- Instructions for the task -
Skip the images. Copy the records exactly as written.

((

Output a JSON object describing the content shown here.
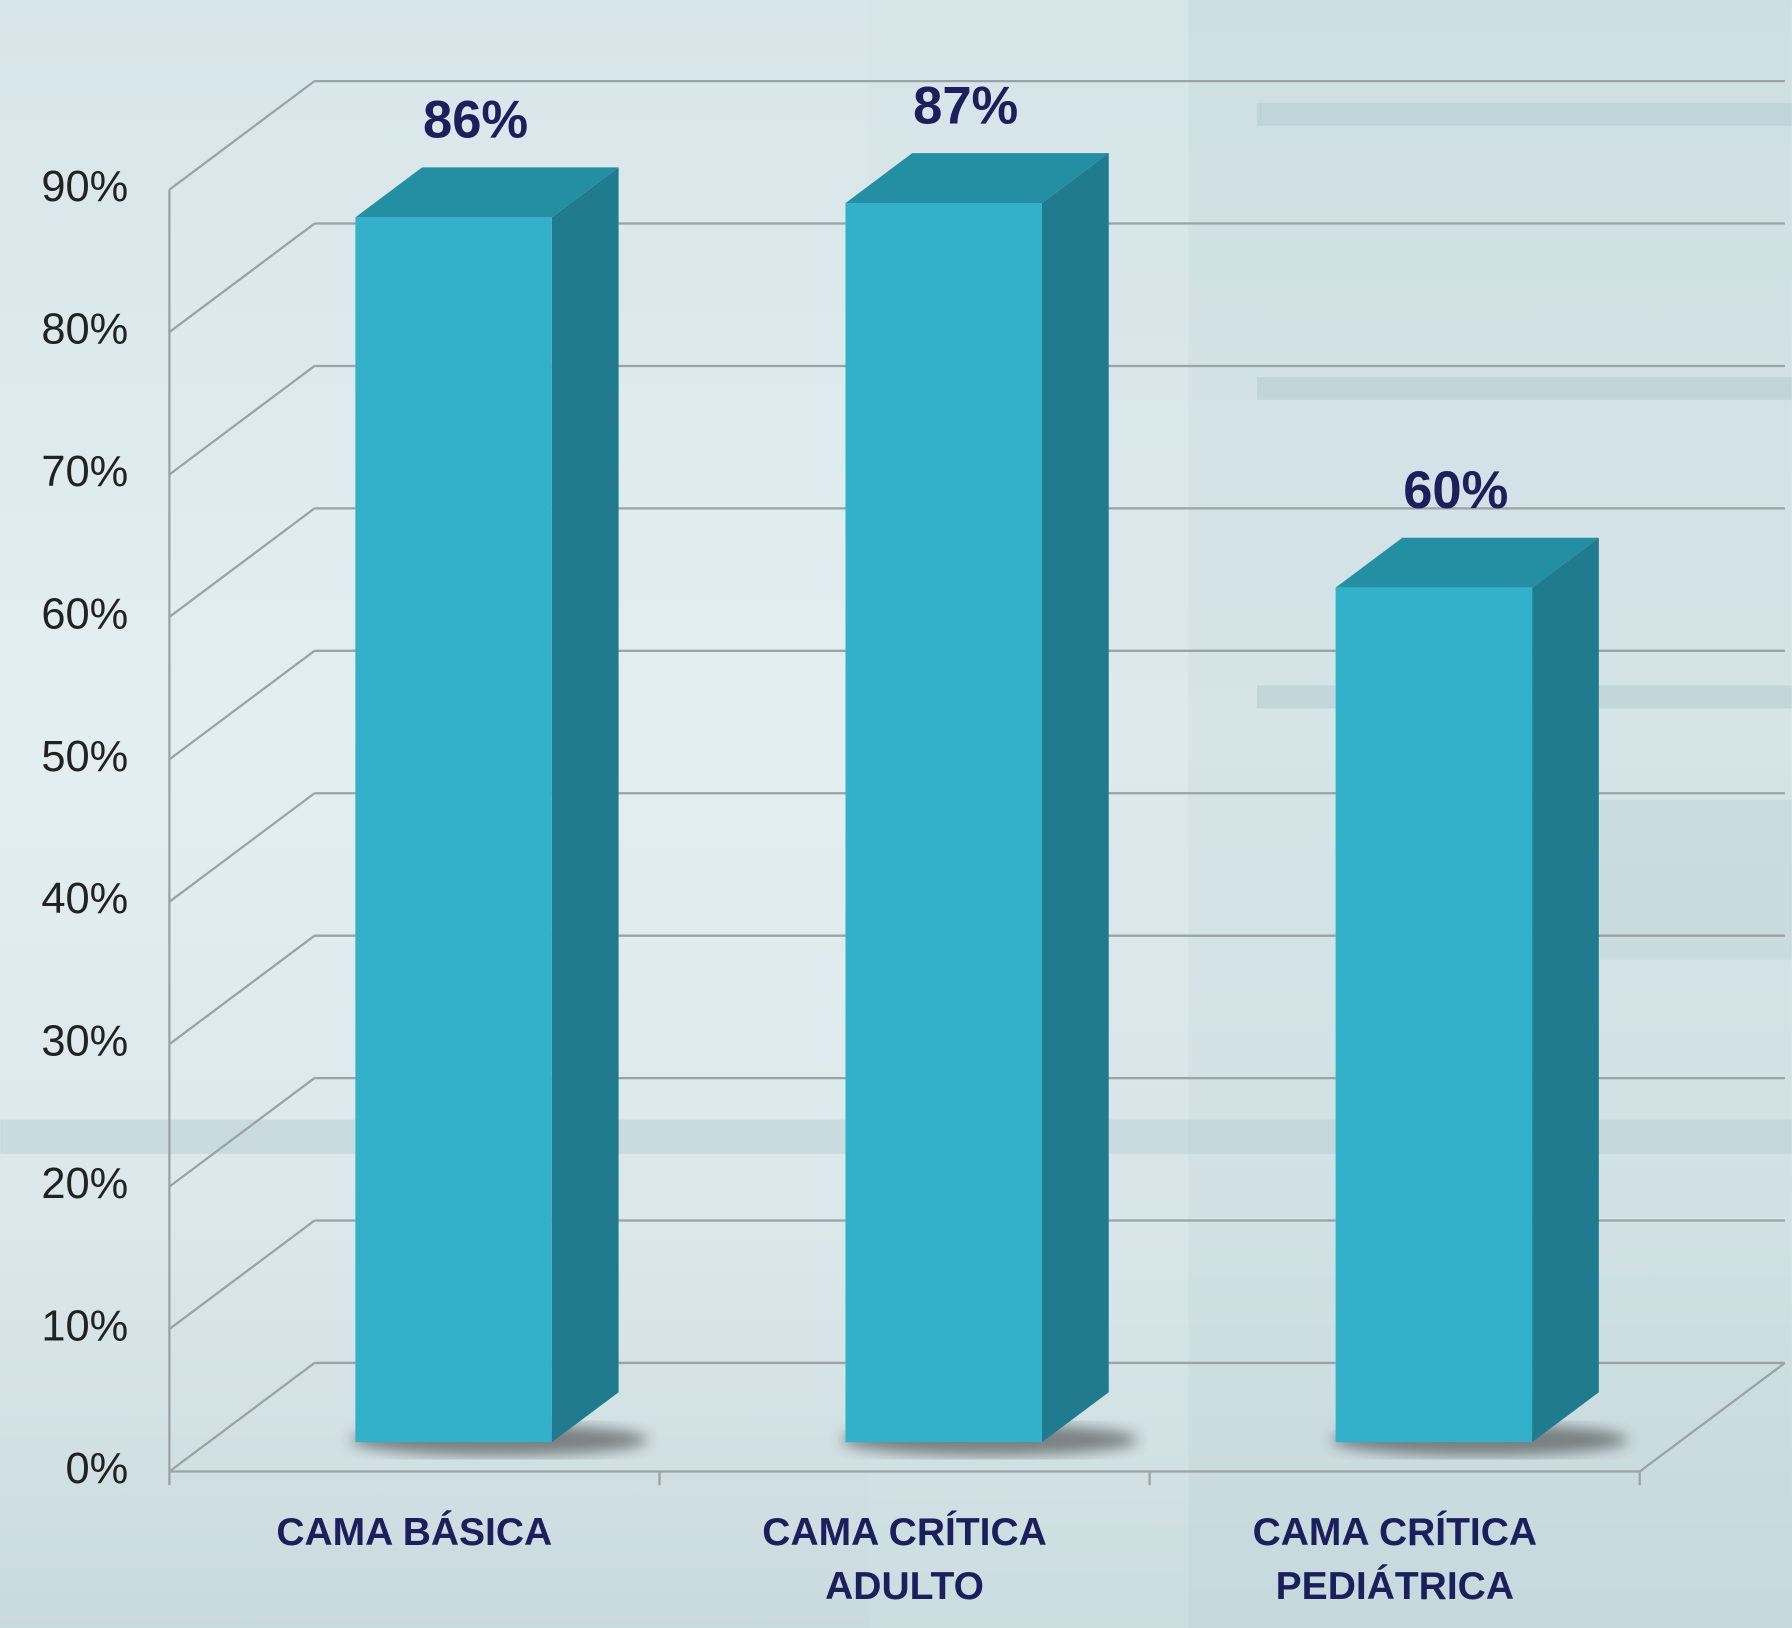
{
  "chart_data": {
    "type": "bar3d",
    "categories": [
      "CAMA BÁSICA",
      "CAMA CRÍTICA ADULTO",
      "CAMA CRÍTICA PEDIÁTRICA"
    ],
    "values": [
      86,
      87,
      60
    ],
    "value_labels": [
      "86%",
      "87%",
      "60%"
    ],
    "color": "#33b0ca",
    "ylim": [
      0,
      90
    ],
    "yticks": [
      {
        "value": 0,
        "label": "0%"
      },
      {
        "value": 10,
        "label": "10%"
      },
      {
        "value": 20,
        "label": "20%"
      },
      {
        "value": 30,
        "label": "30%"
      },
      {
        "value": 40,
        "label": "40%"
      },
      {
        "value": 50,
        "label": "50%"
      },
      {
        "value": 60,
        "label": "60%"
      },
      {
        "value": 70,
        "label": "70%"
      },
      {
        "value": 80,
        "label": "80%"
      },
      {
        "value": 90,
        "label": "90%"
      }
    ],
    "grid": true
  }
}
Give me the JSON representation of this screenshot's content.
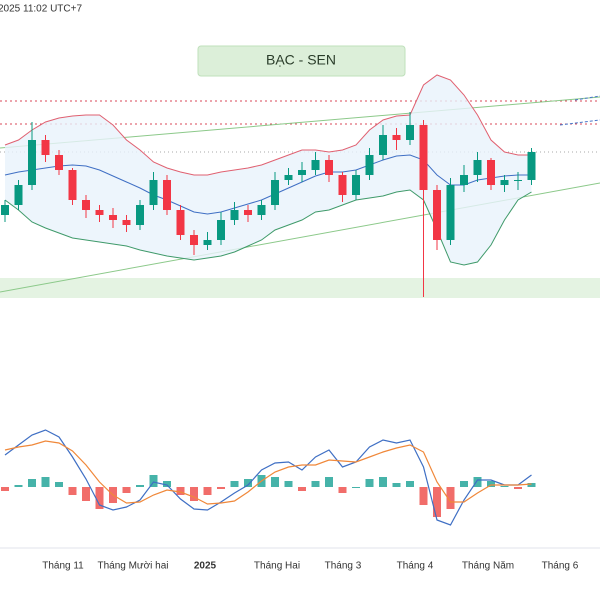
{
  "header": {
    "timestamp": "2025 11:02 UTC+7"
  },
  "chart_data": [
    {
      "type": "candlestick",
      "title": "BẠC - SEN",
      "ylim": [
        0,
        240
      ],
      "open": [
        85,
        95,
        115,
        160,
        145,
        130,
        100,
        90,
        85,
        80,
        75,
        95,
        120,
        90,
        65,
        55,
        60,
        80,
        90,
        85,
        95,
        120,
        125,
        130,
        140,
        125,
        105,
        125,
        145,
        165,
        160,
        175,
        110,
        60,
        115,
        125,
        140,
        115,
        120,
        120
      ],
      "high": [
        100,
        120,
        178,
        165,
        150,
        132,
        105,
        95,
        92,
        85,
        100,
        128,
        125,
        95,
        70,
        68,
        88,
        98,
        95,
        100,
        128,
        132,
        138,
        148,
        145,
        128,
        130,
        152,
        175,
        172,
        188,
        180,
        115,
        122,
        135,
        148,
        142,
        125,
        128,
        152
      ],
      "low": [
        78,
        90,
        110,
        138,
        125,
        95,
        82,
        78,
        72,
        68,
        70,
        90,
        85,
        60,
        45,
        50,
        55,
        75,
        78,
        80,
        90,
        115,
        118,
        125,
        118,
        98,
        100,
        120,
        140,
        150,
        155,
        3,
        50,
        55,
        108,
        118,
        110,
        108,
        110,
        115
      ],
      "close": [
        95,
        115,
        160,
        145,
        130,
        100,
        90,
        85,
        80,
        75,
        95,
        120,
        90,
        65,
        55,
        60,
        80,
        90,
        85,
        95,
        120,
        125,
        130,
        140,
        125,
        105,
        125,
        145,
        165,
        160,
        175,
        110,
        60,
        115,
        125,
        140,
        115,
        120,
        120,
        148
      ],
      "up_color": "#089981",
      "down_color": "#f23645",
      "series": [
        {
          "name": "BB Upper",
          "color": "#e06070",
          "values": [
            155,
            160,
            170,
            178,
            182,
            184,
            185,
            185,
            175,
            160,
            150,
            138,
            132,
            128,
            125,
            125,
            128,
            130,
            132,
            135,
            140,
            145,
            150,
            150,
            148,
            150,
            155,
            170,
            180,
            184,
            185,
            215,
            225,
            220,
            205,
            185,
            160,
            148,
            145,
            145
          ]
        },
        {
          "name": "BB Basis",
          "color": "#3f6fc4",
          "values": [
            125,
            128,
            130,
            132,
            134,
            135,
            134,
            130,
            124,
            118,
            112,
            105,
            100,
            94,
            88,
            86,
            88,
            92,
            96,
            100,
            106,
            112,
            118,
            124,
            128,
            128,
            130,
            135,
            140,
            144,
            145,
            140,
            125,
            115,
            115,
            120,
            122,
            124,
            125,
            125
          ]
        },
        {
          "name": "BB Lower",
          "color": "#3f9a6a",
          "values": [
            100,
            90,
            78,
            72,
            67,
            62,
            60,
            58,
            56,
            54,
            50,
            47,
            44,
            42,
            40,
            42,
            44,
            48,
            54,
            60,
            70,
            75,
            80,
            88,
            90,
            95,
            100,
            102,
            104,
            108,
            110,
            100,
            70,
            38,
            35,
            38,
            55,
            80,
            100,
            108
          ]
        }
      ]
    },
    {
      "type": "macd",
      "ylim": [
        -60,
        60
      ],
      "series": [
        {
          "name": "MACD",
          "color": "#3f6fc4",
          "values": [
            32,
            42,
            52,
            57,
            50,
            30,
            8,
            -18,
            -23,
            -20,
            -13,
            5,
            2,
            -12,
            -22,
            -23,
            -15,
            -6,
            2,
            17,
            24,
            25,
            17,
            30,
            37,
            20,
            25,
            40,
            47,
            44,
            47,
            20,
            -33,
            -38,
            -13,
            7,
            7,
            2,
            2,
            12
          ]
        },
        {
          "name": "Signal",
          "color": "#f0883a",
          "values": [
            37,
            40,
            42,
            46,
            44,
            36,
            22,
            5,
            -8,
            -16,
            -15,
            -8,
            -3,
            -5,
            -10,
            -17,
            -16,
            -14,
            -5,
            6,
            15,
            20,
            22,
            22,
            27,
            26,
            25,
            30,
            35,
            39,
            42,
            35,
            5,
            -15,
            -15,
            -6,
            2,
            2,
            2,
            3
          ]
        }
      ],
      "histogram": [
        -4,
        2,
        8,
        10,
        5,
        -8,
        -14,
        -22,
        -16,
        -6,
        2,
        12,
        6,
        -8,
        -14,
        -8,
        -2,
        6,
        8,
        12,
        10,
        6,
        -4,
        6,
        10,
        -6,
        0,
        8,
        10,
        4,
        6,
        -18,
        -30,
        -22,
        6,
        10,
        6,
        1,
        -2,
        4
      ],
      "up_color": "#26a69a",
      "down_color": "#ef5350",
      "x_labels": [
        "Tháng 11",
        "Tháng Mười hai",
        "2025",
        "Tháng Hai",
        "Tháng 3",
        "Tháng 4",
        "Tháng Năm",
        "Tháng 6"
      ]
    }
  ]
}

))

- The output -
Output a JSON object describing the content shown here.
{
  "chart_data": {
    "type": "bar3d",
    "categories": [
      "CAMA BÁSICA",
      "CAMA CRÍTICA ADULTO",
      "CAMA CRÍTICA PEDIÁTRICA"
    ],
    "values": [
      86,
      87,
      60
    ],
    "value_labels": [
      "86%",
      "87%",
      "60%"
    ],
    "color": "#33b0ca",
    "ylim": [
      0,
      90
    ],
    "yticks": [
      {
        "value": 0,
        "label": "0%"
      },
      {
        "value": 10,
        "label": "10%"
      },
      {
        "value": 20,
        "label": "20%"
      },
      {
        "value": 30,
        "label": "30%"
      },
      {
        "value": 40,
        "label": "40%"
      },
      {
        "value": 50,
        "label": "50%"
      },
      {
        "value": 60,
        "label": "60%"
      },
      {
        "value": 70,
        "label": "70%"
      },
      {
        "value": 80,
        "label": "80%"
      },
      {
        "value": 90,
        "label": "90%"
      }
    ],
    "grid": true
  }
}
Give me the JSON representation of this screenshot's content.
{
  "header": {
    "timestamp": "2025 11:02 UTC+7"
  },
  "chart_data": [
    {
      "type": "candlestick",
      "title": "BẠC - SEN",
      "ylim": [
        0,
        240
      ],
      "open": [
        85,
        95,
        115,
        160,
        145,
        130,
        100,
        90,
        85,
        80,
        75,
        95,
        120,
        90,
        65,
        55,
        60,
        80,
        90,
        85,
        95,
        120,
        125,
        130,
        140,
        125,
        105,
        125,
        145,
        165,
        160,
        175,
        110,
        60,
        115,
        125,
        140,
        115,
        120,
        120
      ],
      "high": [
        100,
        120,
        178,
        165,
        150,
        132,
        105,
        95,
        92,
        85,
        100,
        128,
        125,
        95,
        70,
        68,
        88,
        98,
        95,
        100,
        128,
        132,
        138,
        148,
        145,
        128,
        130,
        152,
        175,
        172,
        188,
        180,
        115,
        122,
        135,
        148,
        142,
        125,
        128,
        152
      ],
      "low": [
        78,
        90,
        110,
        138,
        125,
        95,
        82,
        78,
        72,
        68,
        70,
        90,
        85,
        60,
        45,
        50,
        55,
        75,
        78,
        80,
        90,
        115,
        118,
        125,
        118,
        98,
        100,
        120,
        140,
        150,
        155,
        3,
        50,
        55,
        108,
        118,
        110,
        108,
        110,
        115
      ],
      "close": [
        95,
        115,
        160,
        145,
        130,
        100,
        90,
        85,
        80,
        75,
        95,
        120,
        90,
        65,
        55,
        60,
        80,
        90,
        85,
        95,
        120,
        125,
        130,
        140,
        125,
        105,
        125,
        145,
        165,
        160,
        175,
        110,
        60,
        115,
        125,
        140,
        115,
        120,
        120,
        148
      ],
      "up_color": "#089981",
      "down_color": "#f23645",
      "series": [
        {
          "name": "BB Upper",
          "color": "#e06070",
          "values": [
            155,
            160,
            170,
            178,
            182,
            184,
            185,
            185,
            175,
            160,
            150,
            138,
            132,
            128,
            125,
            125,
            128,
            130,
            132,
            135,
            140,
            145,
            150,
            150,
            148,
            150,
            155,
            170,
            180,
            184,
            185,
            215,
            225,
            220,
            205,
            185,
            160,
            148,
            145,
            145
          ]
        },
        {
          "name": "BB Basis",
          "color": "#3f6fc4",
          "values": [
            125,
            128,
            130,
            132,
            134,
            135,
            134,
            130,
            124,
            118,
            112,
            105,
            100,
            94,
            88,
            86,
            88,
            92,
            96,
            100,
            106,
            112,
            118,
            124,
            128,
            128,
            130,
            135,
            140,
            144,
            145,
            140,
            125,
            115,
            115,
            120,
            122,
            124,
            125,
            125
          ]
        },
        {
          "name": "BB Lower",
          "color": "#3f9a6a",
          "values": [
            100,
            90,
            78,
            72,
            67,
            62,
            60,
            58,
            56,
            54,
            50,
            47,
            44,
            42,
            40,
            42,
            44,
            48,
            54,
            60,
            70,
            75,
            80,
            88,
            90,
            95,
            100,
            102,
            104,
            108,
            110,
            100,
            70,
            38,
            35,
            38,
            55,
            80,
            100,
            108
          ]
        }
      ]
    },
    {
      "type": "macd",
      "ylim": [
        -60,
        60
      ],
      "series": [
        {
          "name": "MACD",
          "color": "#3f6fc4",
          "values": [
            32,
            42,
            52,
            57,
            50,
            30,
            8,
            -18,
            -23,
            -20,
            -13,
            5,
            2,
            -12,
            -22,
            -23,
            -15,
            -6,
            2,
            17,
            24,
            25,
            17,
            30,
            37,
            20,
            25,
            40,
            47,
            44,
            47,
            20,
            -33,
            -38,
            -13,
            7,
            7,
            2,
            2,
            12
          ]
        },
        {
          "name": "Signal",
          "color": "#f0883a",
          "values": [
            37,
            40,
            42,
            46,
            44,
            36,
            22,
            5,
            -8,
            -16,
            -15,
            -8,
            -3,
            -5,
            -10,
            -17,
            -16,
            -14,
            -5,
            6,
            15,
            20,
            22,
            22,
            27,
            26,
            25,
            30,
            35,
            39,
            42,
            35,
            5,
            -15,
            -15,
            -6,
            2,
            2,
            2,
            3
          ]
        }
      ],
      "histogram": [
        -4,
        2,
        8,
        10,
        5,
        -8,
        -14,
        -22,
        -16,
        -6,
        2,
        12,
        6,
        -8,
        -14,
        -8,
        -2,
        6,
        8,
        12,
        10,
        6,
        -4,
        6,
        10,
        -6,
        0,
        8,
        10,
        4,
        6,
        -18,
        -30,
        -22,
        6,
        10,
        6,
        1,
        -2,
        4
      ],
      "up_color": "#26a69a",
      "down_color": "#ef5350",
      "x_labels": [
        "Tháng 11",
        "Tháng Mười hai",
        "2025",
        "Tháng Hai",
        "Tháng 3",
        "Tháng 4",
        "Tháng Năm",
        "Tháng 6"
      ]
    }
  ]
}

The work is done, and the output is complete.